▶ _SOURCE EXTRACT_:
But I'm now unsure of how to best help my daughter plan for this, and work out how to shake it off if it does go wrong- at the last competition, she crumpled into a little heap on the ground and burst into tears straight after presenting for floor because she was so nervous/afraid, and the competition up until that point had gone well!

I have never met the coach who stays in the gym part of the gym before/after my daughter's class. I'm sure I could ask to speak with her about this, but I don't want to draw my daughter's attention to it even more, or fan the flames of her worry about it!

Can anyone offer any advice? What do I do?
 
This may not be at all relevant, but my DD accidentally tried vaulting at a higher height during meet warm-ups and found she did better! Now she vaults at the higher height!
 
What exactly is happening when she tries? If she is unsafe performing the vt, then scratching the event is the best option but if it is more of an issue that she can't get enough height to block well, and will score poorly, then I would just try to calm her nerves and let her know and encourage her to compete it. Remind her that even the college and elite athletes mess up their vts. I just saw a video last week of a college gymnast doing a superman on the vt and an elite who totally missed putting her hands on the vt because she was so high on. Things happen even to the best of the best.
 
We are in the US. Vault height is about size not age. Our kids currently vault on 2 settings. 6 on one setting, 2 smaller kids the table is lower.
 
We are in the US. Vault height is about size not age. Our kids currently vault on 2 settings. 6 on one setting, 2 smaller kids the table is lower.
Lol, in our Xcel Gold and Xcel Platinum team combined when they are ALL there, we have 6 vault settings ("0" - "5") ... but with YG going back down a setting (her choice because her scores have gone down on the higher setting, which they moved her up to while I was in the hospital so I didn't even know until the beginning of February), they should be at just 5 settings. The smallest girl and 2 others vault on the lowest setting (for the older ones, it is fear). YG was the only one in her group vaulting on 125 cm ... although we also have a L8 that vaults on that setting.

To @mumof3 , don't worry too much about it. There should be a coach there with them at vault. It is just a mat stack, either she will get it at the meet or the coach will see that she is not getting it in warm ups. In the case of the latter, the coach will either choose to spot or scratch her.
 
We are in the US. Vault height is about size not age. Our kids currently vault on 2 settings. 6 on one setting, 2 smaller kids the table is lower.

▶ _DATASET CONTENT_:
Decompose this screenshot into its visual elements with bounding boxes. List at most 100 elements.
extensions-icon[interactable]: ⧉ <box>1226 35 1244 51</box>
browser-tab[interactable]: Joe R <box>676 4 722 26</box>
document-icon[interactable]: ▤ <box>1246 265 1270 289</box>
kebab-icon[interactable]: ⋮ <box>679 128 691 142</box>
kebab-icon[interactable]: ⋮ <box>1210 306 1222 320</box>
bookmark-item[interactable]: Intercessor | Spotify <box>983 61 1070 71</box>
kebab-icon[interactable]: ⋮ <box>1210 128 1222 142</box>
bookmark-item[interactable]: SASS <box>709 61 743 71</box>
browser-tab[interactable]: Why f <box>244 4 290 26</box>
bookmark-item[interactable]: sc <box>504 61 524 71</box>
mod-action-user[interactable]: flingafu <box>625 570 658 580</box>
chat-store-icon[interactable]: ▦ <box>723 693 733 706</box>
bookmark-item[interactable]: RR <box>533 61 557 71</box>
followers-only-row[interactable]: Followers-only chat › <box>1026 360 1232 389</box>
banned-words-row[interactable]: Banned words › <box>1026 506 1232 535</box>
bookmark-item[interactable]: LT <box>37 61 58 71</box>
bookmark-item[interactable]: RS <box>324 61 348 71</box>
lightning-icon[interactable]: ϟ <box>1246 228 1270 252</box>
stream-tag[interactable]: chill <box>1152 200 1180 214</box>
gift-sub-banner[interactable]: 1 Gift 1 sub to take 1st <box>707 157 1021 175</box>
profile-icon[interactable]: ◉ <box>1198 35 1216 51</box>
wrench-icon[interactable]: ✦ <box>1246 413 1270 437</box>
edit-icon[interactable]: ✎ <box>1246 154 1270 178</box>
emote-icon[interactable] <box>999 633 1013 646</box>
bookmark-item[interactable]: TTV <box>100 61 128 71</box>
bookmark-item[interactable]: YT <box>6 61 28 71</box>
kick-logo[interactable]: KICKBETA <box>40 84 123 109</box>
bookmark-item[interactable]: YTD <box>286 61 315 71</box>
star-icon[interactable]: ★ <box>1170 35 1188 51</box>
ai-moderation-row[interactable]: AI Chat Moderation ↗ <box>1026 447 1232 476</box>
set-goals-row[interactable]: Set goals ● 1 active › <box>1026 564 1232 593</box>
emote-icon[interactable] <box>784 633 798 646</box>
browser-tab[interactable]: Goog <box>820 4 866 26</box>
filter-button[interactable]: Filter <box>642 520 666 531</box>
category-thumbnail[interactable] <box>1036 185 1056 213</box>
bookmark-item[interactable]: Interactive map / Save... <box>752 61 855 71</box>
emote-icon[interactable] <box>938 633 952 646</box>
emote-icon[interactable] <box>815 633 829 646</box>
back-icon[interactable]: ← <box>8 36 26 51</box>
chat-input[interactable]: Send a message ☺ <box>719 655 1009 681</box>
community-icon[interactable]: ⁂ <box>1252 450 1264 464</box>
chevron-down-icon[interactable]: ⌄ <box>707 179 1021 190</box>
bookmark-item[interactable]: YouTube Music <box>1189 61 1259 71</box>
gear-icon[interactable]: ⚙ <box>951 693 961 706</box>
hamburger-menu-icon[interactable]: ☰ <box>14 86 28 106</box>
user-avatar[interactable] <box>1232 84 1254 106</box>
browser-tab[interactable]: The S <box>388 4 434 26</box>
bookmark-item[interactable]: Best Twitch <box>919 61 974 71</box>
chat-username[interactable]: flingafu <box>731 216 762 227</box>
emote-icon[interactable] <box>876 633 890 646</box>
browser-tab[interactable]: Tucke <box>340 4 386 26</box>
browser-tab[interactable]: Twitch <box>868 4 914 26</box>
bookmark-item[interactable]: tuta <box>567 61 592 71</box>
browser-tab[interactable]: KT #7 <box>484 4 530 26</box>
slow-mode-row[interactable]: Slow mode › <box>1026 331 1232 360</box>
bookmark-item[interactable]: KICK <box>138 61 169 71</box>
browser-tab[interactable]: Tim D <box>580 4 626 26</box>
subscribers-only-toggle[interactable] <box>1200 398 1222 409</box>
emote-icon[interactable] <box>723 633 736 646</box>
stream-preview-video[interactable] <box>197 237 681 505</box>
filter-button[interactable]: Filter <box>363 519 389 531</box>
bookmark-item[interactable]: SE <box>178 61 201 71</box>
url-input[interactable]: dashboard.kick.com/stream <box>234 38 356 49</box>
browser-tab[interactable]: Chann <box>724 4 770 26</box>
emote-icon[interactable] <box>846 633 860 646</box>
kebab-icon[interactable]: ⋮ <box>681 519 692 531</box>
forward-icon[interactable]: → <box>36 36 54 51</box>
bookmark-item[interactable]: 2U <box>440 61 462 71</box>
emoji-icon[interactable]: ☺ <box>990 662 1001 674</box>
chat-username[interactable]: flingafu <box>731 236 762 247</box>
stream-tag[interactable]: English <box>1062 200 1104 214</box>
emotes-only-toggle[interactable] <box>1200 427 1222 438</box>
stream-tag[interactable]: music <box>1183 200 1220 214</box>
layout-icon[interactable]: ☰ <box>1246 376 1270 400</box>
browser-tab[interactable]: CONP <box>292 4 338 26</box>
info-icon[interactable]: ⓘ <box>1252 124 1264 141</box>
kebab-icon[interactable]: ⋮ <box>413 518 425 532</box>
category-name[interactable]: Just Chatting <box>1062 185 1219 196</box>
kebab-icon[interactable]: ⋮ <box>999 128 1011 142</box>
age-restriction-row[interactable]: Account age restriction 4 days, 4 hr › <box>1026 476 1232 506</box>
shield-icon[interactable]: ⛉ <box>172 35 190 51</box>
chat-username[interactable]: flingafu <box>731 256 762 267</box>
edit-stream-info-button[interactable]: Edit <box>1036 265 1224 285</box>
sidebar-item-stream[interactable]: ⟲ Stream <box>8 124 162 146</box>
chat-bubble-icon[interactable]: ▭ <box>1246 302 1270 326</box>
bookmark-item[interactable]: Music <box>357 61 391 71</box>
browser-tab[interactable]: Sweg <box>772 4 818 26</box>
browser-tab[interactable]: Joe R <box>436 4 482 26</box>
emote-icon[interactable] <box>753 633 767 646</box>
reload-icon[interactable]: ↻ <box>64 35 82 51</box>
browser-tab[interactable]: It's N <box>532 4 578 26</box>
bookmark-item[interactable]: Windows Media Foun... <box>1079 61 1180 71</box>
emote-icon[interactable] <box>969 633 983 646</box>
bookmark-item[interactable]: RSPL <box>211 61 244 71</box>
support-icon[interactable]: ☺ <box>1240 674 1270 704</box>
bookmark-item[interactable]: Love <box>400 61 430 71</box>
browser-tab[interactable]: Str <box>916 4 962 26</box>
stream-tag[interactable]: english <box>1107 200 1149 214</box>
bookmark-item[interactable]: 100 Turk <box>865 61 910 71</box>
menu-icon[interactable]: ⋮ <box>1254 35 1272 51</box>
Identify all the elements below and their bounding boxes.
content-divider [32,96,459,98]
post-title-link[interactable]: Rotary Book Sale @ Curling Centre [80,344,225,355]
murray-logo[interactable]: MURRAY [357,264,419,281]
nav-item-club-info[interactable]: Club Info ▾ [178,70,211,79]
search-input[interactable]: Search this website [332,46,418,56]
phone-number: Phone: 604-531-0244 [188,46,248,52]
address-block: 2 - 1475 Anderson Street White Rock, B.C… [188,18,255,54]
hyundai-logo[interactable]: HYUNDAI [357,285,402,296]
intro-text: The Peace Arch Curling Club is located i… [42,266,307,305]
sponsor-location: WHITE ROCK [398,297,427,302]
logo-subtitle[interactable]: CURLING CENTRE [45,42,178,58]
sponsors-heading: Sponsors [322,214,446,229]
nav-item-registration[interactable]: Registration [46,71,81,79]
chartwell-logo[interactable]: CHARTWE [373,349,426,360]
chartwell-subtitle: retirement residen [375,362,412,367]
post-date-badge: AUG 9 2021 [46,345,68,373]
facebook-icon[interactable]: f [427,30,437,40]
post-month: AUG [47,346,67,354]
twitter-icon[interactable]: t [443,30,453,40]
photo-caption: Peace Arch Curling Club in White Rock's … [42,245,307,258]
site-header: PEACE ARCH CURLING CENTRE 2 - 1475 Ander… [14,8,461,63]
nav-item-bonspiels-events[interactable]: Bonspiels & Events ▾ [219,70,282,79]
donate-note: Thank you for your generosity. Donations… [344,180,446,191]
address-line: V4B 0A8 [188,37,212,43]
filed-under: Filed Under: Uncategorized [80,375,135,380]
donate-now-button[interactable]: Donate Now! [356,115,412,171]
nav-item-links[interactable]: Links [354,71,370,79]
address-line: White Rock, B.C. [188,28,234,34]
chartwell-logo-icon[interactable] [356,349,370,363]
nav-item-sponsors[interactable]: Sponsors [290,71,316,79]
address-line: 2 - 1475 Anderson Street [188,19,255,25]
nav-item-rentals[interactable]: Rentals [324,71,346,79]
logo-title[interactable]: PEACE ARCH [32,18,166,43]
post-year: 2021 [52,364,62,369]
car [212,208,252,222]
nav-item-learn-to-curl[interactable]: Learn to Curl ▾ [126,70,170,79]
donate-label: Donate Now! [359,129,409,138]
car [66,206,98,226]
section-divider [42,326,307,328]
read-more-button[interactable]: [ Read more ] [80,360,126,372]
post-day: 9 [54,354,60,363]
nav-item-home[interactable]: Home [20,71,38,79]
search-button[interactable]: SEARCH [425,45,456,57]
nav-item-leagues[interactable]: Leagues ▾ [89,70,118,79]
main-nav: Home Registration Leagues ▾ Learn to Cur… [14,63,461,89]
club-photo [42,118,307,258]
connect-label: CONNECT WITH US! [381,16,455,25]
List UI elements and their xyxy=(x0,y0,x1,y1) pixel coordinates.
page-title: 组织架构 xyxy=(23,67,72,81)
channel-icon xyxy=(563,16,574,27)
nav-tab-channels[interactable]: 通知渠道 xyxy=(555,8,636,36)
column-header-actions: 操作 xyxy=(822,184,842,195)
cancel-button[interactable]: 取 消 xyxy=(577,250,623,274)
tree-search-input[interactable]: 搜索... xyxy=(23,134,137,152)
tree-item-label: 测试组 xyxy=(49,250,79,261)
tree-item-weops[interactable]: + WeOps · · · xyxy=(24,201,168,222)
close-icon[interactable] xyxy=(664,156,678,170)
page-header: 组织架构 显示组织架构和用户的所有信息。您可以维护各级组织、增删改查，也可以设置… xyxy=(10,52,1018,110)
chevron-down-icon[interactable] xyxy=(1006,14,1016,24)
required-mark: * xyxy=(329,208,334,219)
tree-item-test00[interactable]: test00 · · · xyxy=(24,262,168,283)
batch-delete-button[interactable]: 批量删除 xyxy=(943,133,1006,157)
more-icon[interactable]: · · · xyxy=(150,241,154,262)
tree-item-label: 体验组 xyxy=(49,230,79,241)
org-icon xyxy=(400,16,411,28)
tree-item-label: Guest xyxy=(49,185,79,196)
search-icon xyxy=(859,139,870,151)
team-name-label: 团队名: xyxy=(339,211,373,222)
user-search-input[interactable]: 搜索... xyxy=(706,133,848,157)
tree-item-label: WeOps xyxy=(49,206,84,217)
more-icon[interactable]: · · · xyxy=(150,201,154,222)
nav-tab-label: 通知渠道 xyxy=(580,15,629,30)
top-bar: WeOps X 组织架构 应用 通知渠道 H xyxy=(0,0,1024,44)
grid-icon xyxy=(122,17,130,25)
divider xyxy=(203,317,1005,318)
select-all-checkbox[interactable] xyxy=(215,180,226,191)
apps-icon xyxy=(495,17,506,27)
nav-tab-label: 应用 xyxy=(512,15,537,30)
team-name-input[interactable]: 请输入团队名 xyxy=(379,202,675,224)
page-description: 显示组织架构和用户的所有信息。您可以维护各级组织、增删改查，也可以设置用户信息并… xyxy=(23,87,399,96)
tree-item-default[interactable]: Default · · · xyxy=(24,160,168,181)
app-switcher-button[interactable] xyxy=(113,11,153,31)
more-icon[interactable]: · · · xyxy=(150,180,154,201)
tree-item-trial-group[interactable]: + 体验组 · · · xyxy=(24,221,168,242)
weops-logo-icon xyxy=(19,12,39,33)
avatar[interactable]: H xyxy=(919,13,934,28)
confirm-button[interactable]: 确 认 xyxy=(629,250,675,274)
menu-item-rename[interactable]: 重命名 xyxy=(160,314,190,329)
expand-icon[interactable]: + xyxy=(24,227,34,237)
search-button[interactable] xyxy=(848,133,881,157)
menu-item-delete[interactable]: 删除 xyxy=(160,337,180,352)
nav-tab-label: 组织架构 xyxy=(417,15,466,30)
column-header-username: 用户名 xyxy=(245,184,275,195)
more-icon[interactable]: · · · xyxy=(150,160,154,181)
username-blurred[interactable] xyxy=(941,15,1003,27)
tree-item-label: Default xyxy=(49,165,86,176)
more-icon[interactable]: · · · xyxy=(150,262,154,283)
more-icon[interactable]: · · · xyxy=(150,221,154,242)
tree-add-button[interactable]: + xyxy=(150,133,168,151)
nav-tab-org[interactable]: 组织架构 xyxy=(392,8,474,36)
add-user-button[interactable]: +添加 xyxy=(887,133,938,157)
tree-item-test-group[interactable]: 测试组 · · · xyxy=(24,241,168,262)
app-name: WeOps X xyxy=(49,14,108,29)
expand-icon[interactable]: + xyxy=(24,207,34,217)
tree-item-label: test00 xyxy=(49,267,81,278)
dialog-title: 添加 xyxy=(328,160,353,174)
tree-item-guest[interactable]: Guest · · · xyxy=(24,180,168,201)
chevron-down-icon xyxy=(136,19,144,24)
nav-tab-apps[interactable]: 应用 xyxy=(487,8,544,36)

▶ _ACTIVITY 1_:
In the gymnastics vault thread, what did the daughter do right after presenting for floor at the last competition?
▶ _ACTIVITY 2_:
Please carry on the gymnastics vault thread with the next reply after its last post.

▶ _EXERCISE ANSWER 1_:
She crumpled into a little heap on the ground and burst into tears.

▶ _EXERCISE ANSWER 2_:
It is a set height per age. You can't change it. However as a coach I can assure you size is not the only factor in vaulting . I have several times had tiny power packs who rock out a big vault easily and several taller girls who struggle to get over anything. It is about power, speed and tightness as well as weight on the board.
 
To the OP. I would tell her the adrenaline at a competition will get her over. Just go for it. It's a flatback. Coach can stand nearby just in case. And if the coach is elsewhere they should arrange for someone to be there to hold her number etc etc.
 
Thanks all for your advice- I don't really think there's much of a safety issue- I just wish she wouldn't perceive 'failing' to be such a huge thing. She's always struggled with resilience and perseverance through adversity rather than when things are easy. I had hoped that gymnastics would be a useful activity in helping her to overcome this, as well as spending time doing something she enjoys. I remember from doing gymnastics as a child loads and loads of failing at the same thing in an environment full of other kids in exactly the same position as being really helpful for my own similar fears, but maybe it won't work like that for her, or maybe it will, but just not yet. I really feel for her, but apart from tons of positive reinforcement re: effort and enjoyment, etc, I'm not sure how to help her stop being too afraid of how well she'll do something to actually try! I have a 6 year old boy who is really the opposite- doesn't at all mind things not going right first time, will just pick himself up, shrug his shoulders and have another go. I know we all have different fears/anxieties, but I do wish I could help her to find it easier to fail!